start

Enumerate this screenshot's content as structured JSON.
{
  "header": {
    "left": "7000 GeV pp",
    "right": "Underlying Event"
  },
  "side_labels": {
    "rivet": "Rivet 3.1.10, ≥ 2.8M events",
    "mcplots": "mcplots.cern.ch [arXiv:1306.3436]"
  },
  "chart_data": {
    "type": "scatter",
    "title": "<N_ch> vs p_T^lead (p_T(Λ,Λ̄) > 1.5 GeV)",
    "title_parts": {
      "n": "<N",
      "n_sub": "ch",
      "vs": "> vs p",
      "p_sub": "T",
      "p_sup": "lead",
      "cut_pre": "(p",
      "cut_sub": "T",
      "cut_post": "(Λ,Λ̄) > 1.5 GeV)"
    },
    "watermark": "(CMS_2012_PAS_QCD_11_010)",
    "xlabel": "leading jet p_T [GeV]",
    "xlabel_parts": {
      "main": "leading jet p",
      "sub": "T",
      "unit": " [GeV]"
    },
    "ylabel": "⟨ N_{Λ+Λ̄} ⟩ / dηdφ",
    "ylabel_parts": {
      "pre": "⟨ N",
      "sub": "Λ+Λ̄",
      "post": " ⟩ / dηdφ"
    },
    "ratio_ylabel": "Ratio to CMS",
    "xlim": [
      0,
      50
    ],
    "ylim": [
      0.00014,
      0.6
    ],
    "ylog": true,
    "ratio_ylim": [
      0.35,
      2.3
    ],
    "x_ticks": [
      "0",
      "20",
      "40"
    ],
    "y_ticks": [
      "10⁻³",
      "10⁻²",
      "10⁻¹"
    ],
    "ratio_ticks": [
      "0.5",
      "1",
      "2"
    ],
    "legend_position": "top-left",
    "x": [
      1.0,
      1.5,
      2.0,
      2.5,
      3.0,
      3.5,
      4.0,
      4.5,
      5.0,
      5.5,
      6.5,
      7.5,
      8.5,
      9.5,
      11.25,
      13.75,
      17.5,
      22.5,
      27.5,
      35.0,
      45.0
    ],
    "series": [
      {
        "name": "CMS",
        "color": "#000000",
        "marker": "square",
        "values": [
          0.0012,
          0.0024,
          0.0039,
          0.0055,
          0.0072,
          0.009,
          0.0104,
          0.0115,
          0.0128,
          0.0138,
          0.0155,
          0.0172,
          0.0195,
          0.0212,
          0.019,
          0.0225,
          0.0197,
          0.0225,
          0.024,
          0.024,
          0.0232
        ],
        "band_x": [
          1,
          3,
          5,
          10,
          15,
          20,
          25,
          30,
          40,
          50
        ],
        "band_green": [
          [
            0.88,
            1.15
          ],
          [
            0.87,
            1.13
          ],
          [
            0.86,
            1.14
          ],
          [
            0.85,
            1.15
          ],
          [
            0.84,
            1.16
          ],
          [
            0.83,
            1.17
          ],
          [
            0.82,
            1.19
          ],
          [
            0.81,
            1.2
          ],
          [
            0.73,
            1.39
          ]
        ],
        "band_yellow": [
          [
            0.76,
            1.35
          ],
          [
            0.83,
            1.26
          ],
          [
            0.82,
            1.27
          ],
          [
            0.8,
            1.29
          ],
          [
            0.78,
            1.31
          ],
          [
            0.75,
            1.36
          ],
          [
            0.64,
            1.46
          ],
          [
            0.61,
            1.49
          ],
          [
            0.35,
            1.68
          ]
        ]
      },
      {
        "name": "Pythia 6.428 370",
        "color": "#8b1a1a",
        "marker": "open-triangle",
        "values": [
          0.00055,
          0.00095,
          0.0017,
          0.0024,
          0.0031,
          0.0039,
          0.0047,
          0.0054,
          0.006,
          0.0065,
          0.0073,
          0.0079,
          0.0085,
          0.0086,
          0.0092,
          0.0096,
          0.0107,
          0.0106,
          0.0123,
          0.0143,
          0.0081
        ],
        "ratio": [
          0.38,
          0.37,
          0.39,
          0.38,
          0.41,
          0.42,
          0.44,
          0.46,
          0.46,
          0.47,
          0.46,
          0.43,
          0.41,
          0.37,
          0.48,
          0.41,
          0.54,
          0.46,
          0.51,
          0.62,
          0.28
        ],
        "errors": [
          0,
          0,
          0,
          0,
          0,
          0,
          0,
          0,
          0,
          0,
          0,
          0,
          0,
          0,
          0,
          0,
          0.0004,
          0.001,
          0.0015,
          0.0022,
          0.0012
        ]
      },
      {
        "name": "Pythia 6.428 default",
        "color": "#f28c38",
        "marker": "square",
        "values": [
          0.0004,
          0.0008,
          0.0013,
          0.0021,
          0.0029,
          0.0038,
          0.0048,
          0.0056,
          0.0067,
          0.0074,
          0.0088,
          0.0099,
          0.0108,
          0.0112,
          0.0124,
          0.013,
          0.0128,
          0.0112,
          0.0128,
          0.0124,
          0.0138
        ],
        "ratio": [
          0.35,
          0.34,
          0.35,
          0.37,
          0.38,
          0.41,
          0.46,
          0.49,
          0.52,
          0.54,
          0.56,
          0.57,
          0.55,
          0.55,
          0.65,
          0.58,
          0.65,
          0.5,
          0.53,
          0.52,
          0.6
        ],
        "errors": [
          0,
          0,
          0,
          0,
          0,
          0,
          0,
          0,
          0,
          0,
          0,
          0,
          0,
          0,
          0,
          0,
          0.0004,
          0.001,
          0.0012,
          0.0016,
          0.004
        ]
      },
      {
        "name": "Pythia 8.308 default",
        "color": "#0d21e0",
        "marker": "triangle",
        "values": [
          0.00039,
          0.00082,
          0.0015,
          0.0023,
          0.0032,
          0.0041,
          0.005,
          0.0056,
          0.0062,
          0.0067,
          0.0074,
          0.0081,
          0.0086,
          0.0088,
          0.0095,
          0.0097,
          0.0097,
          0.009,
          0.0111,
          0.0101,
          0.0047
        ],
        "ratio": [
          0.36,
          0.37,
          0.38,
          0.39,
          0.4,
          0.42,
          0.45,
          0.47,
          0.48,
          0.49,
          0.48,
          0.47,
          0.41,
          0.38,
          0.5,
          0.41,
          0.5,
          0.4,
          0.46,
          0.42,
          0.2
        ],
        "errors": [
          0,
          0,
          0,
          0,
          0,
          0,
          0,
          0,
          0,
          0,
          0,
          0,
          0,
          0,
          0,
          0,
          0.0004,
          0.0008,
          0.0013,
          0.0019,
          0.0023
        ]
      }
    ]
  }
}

end

▶ WHAT YOU SHOULD DO:
Set down all of the data above, word for word.

▶ RESPONSE TO THE EXERCISE:
Enumerate this screenshot's content as structured JSON.
{
  "header": {
    "left": "7000 GeV pp",
    "right": "Underlying Event"
  },
  "side_labels": {
    "rivet": "Rivet 3.1.10, ≥ 2.8M events",
    "mcplots": "mcplots.cern.ch [arXiv:1306.3436]"
  },
  "chart_data": {
    "type": "scatter",
    "title": "<N_ch> vs p_T^lead (p_T(Λ,Λ̄) > 1.5 GeV)",
    "title_parts": {
      "n": "<N",
      "n_sub": "ch",
      "vs": "> vs p",
      "p_sub": "T",
      "p_sup": "lead",
      "cut_pre": "(p",
      "cut_sub": "T",
      "cut_post": "(Λ,Λ̄) > 1.5 GeV)"
    },
    "watermark": "(CMS_2012_PAS_QCD_11_010)",
    "xlabel": "leading jet p_T [GeV]",
    "xlabel_parts": {
      "main": "leading jet p",
      "sub": "T",
      "unit": " [GeV]"
    },
    "ylabel": "⟨ N_{Λ+Λ̄} ⟩ / dηdφ",
    "ylabel_parts": {
      "pre": "⟨ N",
      "sub": "Λ+Λ̄",
      "post": " ⟩ / dηdφ"
    },
    "ratio_ylabel": "Ratio to CMS",
    "xlim": [
      0,
      50
    ],
    "ylim": [
      0.00014,
      0.6
    ],
    "ylog": true,
    "ratio_ylim": [
      0.35,
      2.3
    ],
    "x_ticks": [
      "0",
      "20",
      "40"
    ],
    "y_ticks": [
      "10⁻³",
      "10⁻²",
      "10⁻¹"
    ],
    "ratio_ticks": [
      "0.5",
      "1",
      "2"
    ],
    "legend_position": "top-left",
    "x": [
      1.0,
      1.5,
      2.0,
      2.5,
      3.0,
      3.5,
      4.0,
      4.5,
      5.0,
      5.5,
      6.5,
      7.5,
      8.5,
      9.5,
      11.25,
      13.75,
      17.5,
      22.5,
      27.5,
      35.0,
      45.0
    ],
    "series": [
      {
        "name": "CMS",
        "color": "#000000",
        "marker": "square",
        "values": [
          0.0012,
          0.0024,
          0.0039,
          0.0055,
          0.0072,
          0.009,
          0.0104,
          0.0115,
          0.0128,
          0.0138,
          0.0155,
          0.0172,
          0.0195,
          0.0212,
          0.019,
          0.0225,
          0.0197,
          0.0225,
          0.024,
          0.024,
          0.0232
        ],
        "band_x": [
          1,
          3,
          5,
          10,
          15,
          20,
          25,
          30,
          40,
          50
        ],
        "band_green": [
          [
            0.88,
            1.15
          ],
          [
            0.87,
            1.13
          ],
          [
            0.86,
            1.14
          ],
          [
            0.85,
            1.15
          ],
          [
            0.84,
            1.16
          ],
          [
            0.83,
            1.17
          ],
          [
            0.82,
            1.19
          ],
          [
            0.81,
            1.2
          ],
          [
            0.73,
            1.39
          ]
        ],
        "band_yellow": [
          [
            0.76,
            1.35
          ],
          [
            0.83,
            1.26
          ],
          [
            0.82,
            1.27
          ],
          [
            0.8,
            1.29
          ],
          [
            0.78,
            1.31
          ],
          [
            0.75,
            1.36
          ],
          [
            0.64,
            1.46
          ],
          [
            0.61,
            1.49
          ],
          [
            0.35,
            1.68
          ]
        ]
      },
      {
        "name": "Pythia 6.428 370",
        "color": "#8b1a1a",
        "marker": "open-triangle",
        "values": [
          0.00055,
          0.00095,
          0.0017,
          0.0024,
          0.0031,
          0.0039,
          0.0047,
          0.0054,
          0.006,
          0.0065,
          0.0073,
          0.0079,
          0.0085,
          0.0086,
          0.0092,
          0.0096,
          0.0107,
          0.0106,
          0.0123,
          0.0143,
          0.0081
        ],
        "ratio": [
          0.38,
          0.37,
          0.39,
          0.38,
          0.41,
          0.42,
          0.44,
          0.46,
          0.46,
          0.47,
          0.46,
          0.43,
          0.41,
          0.37,
          0.48,
          0.41,
          0.54,
          0.46,
          0.51,
          0.62,
          0.28
        ],
        "errors": [
          0,
          0,
          0,
          0,
          0,
          0,
          0,
          0,
          0,
          0,
          0,
          0,
          0,
          0,
          0,
          0,
          0.0004,
          0.001,
          0.0015,
          0.0022,
          0.0012
        ]
      },
      {
        "name": "Pythia 6.428 default",
        "color": "#f28c38",
        "marker": "square",
        "values": [
          0.0004,
          0.0008,
          0.0013,
          0.0021,
          0.0029,
          0.0038,
          0.0048,
          0.0056,
          0.0067,
          0.0074,
          0.0088,
          0.0099,
          0.0108,
          0.0112,
          0.0124,
          0.013,
          0.0128,
          0.0112,
          0.0128,
          0.0124,
          0.0138
        ],
        "ratio": [
          0.35,
          0.34,
          0.35,
          0.37,
          0.38,
          0.41,
          0.46,
          0.49,
          0.52,
          0.54,
          0.56,
          0.57,
          0.55,
          0.55,
          0.65,
          0.58,
          0.65,
          0.5,
          0.53,
          0.52,
          0.6
        ],
        "errors": [
          0,
          0,
          0,
          0,
          0,
          0,
          0,
          0,
          0,
          0,
          0,
          0,
          0,
          0,
          0,
          0,
          0.0004,
          0.001,
          0.0012,
          0.0016,
          0.004
        ]
      },
      {
        "name": "Pythia 8.308 default",
        "color": "#0d21e0",
        "marker": "triangle",
        "values": [
          0.00039,
          0.00082,
          0.0015,
          0.0023,
          0.0032,
          0.0041,
          0.005,
          0.0056,
          0.0062,
          0.0067,
          0.0074,
          0.0081,
          0.0086,
          0.0088,
          0.0095,
          0.0097,
          0.0097,
          0.009,
          0.0111,
          0.0101,
          0.0047
        ],
        "ratio": [
          0.36,
          0.37,
          0.38,
          0.39,
          0.4,
          0.42,
          0.45,
          0.47,
          0.48,
          0.49,
          0.48,
          0.47,
          0.41,
          0.38,
          0.5,
          0.41,
          0.5,
          0.4,
          0.46,
          0.42,
          0.2
        ],
        "errors": [
          0,
          0,
          0,
          0,
          0,
          0,
          0,
          0,
          0,
          0,
          0,
          0,
          0,
          0,
          0,
          0,
          0.0004,
          0.0008,
          0.0013,
          0.0019,
          0.0023
        ]
      }
    ]
  }
}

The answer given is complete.